Your instructions: In this exercise, reproduce all the entries that follow exactly.

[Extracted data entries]
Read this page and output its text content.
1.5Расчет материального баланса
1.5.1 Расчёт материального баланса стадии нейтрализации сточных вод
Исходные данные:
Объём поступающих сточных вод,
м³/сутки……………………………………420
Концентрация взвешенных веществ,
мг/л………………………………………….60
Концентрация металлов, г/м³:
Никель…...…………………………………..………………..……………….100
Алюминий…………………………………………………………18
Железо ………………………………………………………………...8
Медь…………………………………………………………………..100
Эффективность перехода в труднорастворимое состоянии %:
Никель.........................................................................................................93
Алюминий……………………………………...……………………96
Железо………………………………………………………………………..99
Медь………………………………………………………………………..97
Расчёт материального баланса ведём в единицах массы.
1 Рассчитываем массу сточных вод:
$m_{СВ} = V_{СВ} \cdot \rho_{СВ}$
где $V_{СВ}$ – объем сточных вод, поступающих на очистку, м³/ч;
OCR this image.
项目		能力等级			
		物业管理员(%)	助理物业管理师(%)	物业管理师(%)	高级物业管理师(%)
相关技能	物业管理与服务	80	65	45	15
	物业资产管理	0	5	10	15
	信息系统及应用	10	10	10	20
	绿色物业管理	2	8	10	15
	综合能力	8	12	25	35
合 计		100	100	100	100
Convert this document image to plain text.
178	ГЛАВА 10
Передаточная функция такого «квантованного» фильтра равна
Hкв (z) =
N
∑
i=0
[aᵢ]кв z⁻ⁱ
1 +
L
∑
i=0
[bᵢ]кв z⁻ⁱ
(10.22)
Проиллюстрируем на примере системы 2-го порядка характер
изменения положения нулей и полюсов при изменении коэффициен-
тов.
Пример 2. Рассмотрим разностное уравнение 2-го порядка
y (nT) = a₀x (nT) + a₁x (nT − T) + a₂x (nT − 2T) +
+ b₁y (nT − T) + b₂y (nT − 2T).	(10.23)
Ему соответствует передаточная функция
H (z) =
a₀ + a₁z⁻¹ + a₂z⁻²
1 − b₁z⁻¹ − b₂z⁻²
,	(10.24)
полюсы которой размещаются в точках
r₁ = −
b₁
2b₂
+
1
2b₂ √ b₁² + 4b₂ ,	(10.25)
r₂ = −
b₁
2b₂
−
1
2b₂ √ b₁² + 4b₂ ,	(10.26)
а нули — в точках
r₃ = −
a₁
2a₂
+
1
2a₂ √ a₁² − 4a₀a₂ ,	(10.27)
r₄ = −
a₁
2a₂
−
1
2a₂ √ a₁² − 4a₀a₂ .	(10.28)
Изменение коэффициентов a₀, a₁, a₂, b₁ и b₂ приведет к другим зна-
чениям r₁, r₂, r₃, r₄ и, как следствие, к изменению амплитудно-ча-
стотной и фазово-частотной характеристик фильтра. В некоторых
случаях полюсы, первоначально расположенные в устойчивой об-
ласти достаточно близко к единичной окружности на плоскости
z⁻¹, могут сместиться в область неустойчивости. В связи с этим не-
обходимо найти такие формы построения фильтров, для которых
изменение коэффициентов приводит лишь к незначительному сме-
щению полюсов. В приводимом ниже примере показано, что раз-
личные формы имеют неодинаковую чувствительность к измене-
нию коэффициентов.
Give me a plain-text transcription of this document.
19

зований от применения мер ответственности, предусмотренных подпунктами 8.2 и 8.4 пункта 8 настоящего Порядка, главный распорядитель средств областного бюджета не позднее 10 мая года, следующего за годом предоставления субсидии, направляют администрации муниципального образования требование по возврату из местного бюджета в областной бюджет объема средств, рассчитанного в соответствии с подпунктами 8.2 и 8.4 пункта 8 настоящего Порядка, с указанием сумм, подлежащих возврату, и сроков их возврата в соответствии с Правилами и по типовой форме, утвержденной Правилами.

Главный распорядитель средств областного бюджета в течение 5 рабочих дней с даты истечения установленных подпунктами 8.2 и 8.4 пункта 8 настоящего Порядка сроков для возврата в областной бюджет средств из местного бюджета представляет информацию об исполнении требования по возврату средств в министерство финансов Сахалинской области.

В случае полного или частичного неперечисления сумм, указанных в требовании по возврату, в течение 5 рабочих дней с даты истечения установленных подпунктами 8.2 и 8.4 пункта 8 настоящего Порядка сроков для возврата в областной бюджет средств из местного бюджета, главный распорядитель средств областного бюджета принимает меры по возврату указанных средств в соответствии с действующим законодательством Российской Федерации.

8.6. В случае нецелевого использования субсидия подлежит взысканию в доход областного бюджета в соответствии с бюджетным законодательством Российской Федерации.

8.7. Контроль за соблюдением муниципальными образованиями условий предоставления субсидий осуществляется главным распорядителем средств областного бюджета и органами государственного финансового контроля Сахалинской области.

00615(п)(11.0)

Finished task:
Read this page and output its text content.
1.5Расчет материального баланса
1.5.1 Расчёт материального баланса стадии нейтрализации сточных вод
Исходные данные:
Объём поступающих сточных вод,
м³/сутки……………………………………420
Концентрация взвешенных веществ,
мг/л………………………………………….60
Концентрация металлов, г/м³:
Никель…...…………………………………..………………..……………….100
Алюминий…………………………………………………………18
Железо ………………………………………………………………...8
Медь…………………………………………………………………..100
Эффективность перехода в труднорастворимое состоянии %:
Никель.........................................................................................................93
Алюминий……………………………………...……………………96
Железо………………………………………………………………………..99
Медь………………………………………………………………………..97
Расчёт материального баланса ведём в единицах массы.
1 Рассчитываем массу сточных вод:
$m_{СВ} = V_{СВ} \cdot \rho_{СВ}$
где $V_{СВ}$ – объем сточных вод, поступающих на очистку, м³/ч;
OCR this image.
项目		能力等级			
		物业管理员(%)	助理物业管理师(%)	物业管理师(%)	高级物业管理师(%)
相关技能	物业管理与服务	80	65	45	15
	物业资产管理	0	5	10	15
	信息系统及应用	10	10	10	20
	绿色物业管理	2	8	10	15
	综合能力	8	12	25	35
合 计		100	100	100	100
Convert this document image to plain text.
178	ГЛАВА 10
Передаточная функция такого «квантованного» фильтра равна
Hкв (z) =
N
∑
i=0
[aᵢ]кв z⁻ⁱ
1 +
L
∑
i=0
[bᵢ]кв z⁻ⁱ
(10.22)
Проиллюстрируем на примере системы 2-го порядка характер
изменения положения нулей и полюсов при изменении коэффициен-
тов.
Пример 2. Рассмотрим разностное уравнение 2-го порядка
y (nT) = a₀x (nT) + a₁x (nT − T) + a₂x (nT − 2T) +
+ b₁y (nT − T) + b₂y (nT − 2T).	(10.23)
Ему соответствует передаточная функция
H (z) =
a₀ + a₁z⁻¹ + a₂z⁻²
1 − b₁z⁻¹ − b₂z⁻²
,	(10.24)
полюсы которой размещаются в точках
r₁ = −
b₁
2b₂
+
1
2b₂ √ b₁² + 4b₂ ,	(10.25)
r₂ = −
b₁
2b₂
−
1
2b₂ √ b₁² + 4b₂ ,	(10.26)
а нули — в точках
r₃ = −
a₁
2a₂
+
1
2a₂ √ a₁² − 4a₀a₂ ,	(10.27)
r₄ = −
a₁
2a₂
−
1
2a₂ √ a₁² − 4a₀a₂ .	(10.28)
Изменение коэффициентов a₀, a₁, a₂, b₁ и b₂ приведет к другим зна-
чениям r₁, r₂, r₃, r₄ и, как следствие, к изменению амплитудно-ча-
стотной и фазово-частотной характеристик фильтра. В некоторых
случаях полюсы, первоначально расположенные в устойчивой об-
ласти достаточно близко к единичной окружности на плоскости
z⁻¹, могут сместиться в область неустойчивости. В связи с этим не-
обходимо найти такие формы построения фильтров, для которых
изменение коэффициентов приводит лишь к незначительному сме-
щению полюсов. В приводимом ниже примере показано, что раз-
личные формы имеют неодинаковую чувствительность к измене-
нию коэффициентов.
Give me a plain-text transcription of this document.
19

зований от применения мер ответственности, предусмотренных подпунктами 8.2 и 8.4 пункта 8 настоящего Порядка, главный распорядитель средств областного бюджета не позднее 10 мая года, следующего за годом предоставления субсидии, направляют администрации муниципального образования требование по возврату из местного бюджета в областной бюджет объема средств, рассчитанного в соответствии с подпунктами 8.2 и 8.4 пункта 8 настоящего Порядка, с указанием сумм, подлежащих возврату, и сроков их возврата в соответствии с Правилами и по типовой форме, утвержденной Правилами.

Главный распорядитель средств областного бюджета в течение 5 рабочих дней с даты истечения установленных подпунктами 8.2 и 8.4 пункта 8 настоящего Порядка сроков для возврата в областной бюджет средств из местного бюджета представляет информацию об исполнении требования по возврату средств в министерство финансов Сахалинской области.

В случае полного или частичного неперечисления сумм, указанных в требовании по возврату, в течение 5 рабочих дней с даты истечения установленных подпунктами 8.2 и 8.4 пункта 8 настоящего Порядка сроков для возврата в областной бюджет средств из местного бюджета, главный распорядитель средств областного бюджета принимает меры по возврату указанных средств в соответствии с действующим законодательством Российской Федерации.

8.6. В случае нецелевого использования субсидия подлежит взысканию в доход областного бюджета в соответствии с бюджетным законодательством Российской Федерации.

8.7. Контроль за соблюдением муниципальными образованиями условий предоставления субсидий осуществляется главным распорядителем средств областного бюджета и органами государственного финансового контроля Сахалинской области.

00615(п)(11.0)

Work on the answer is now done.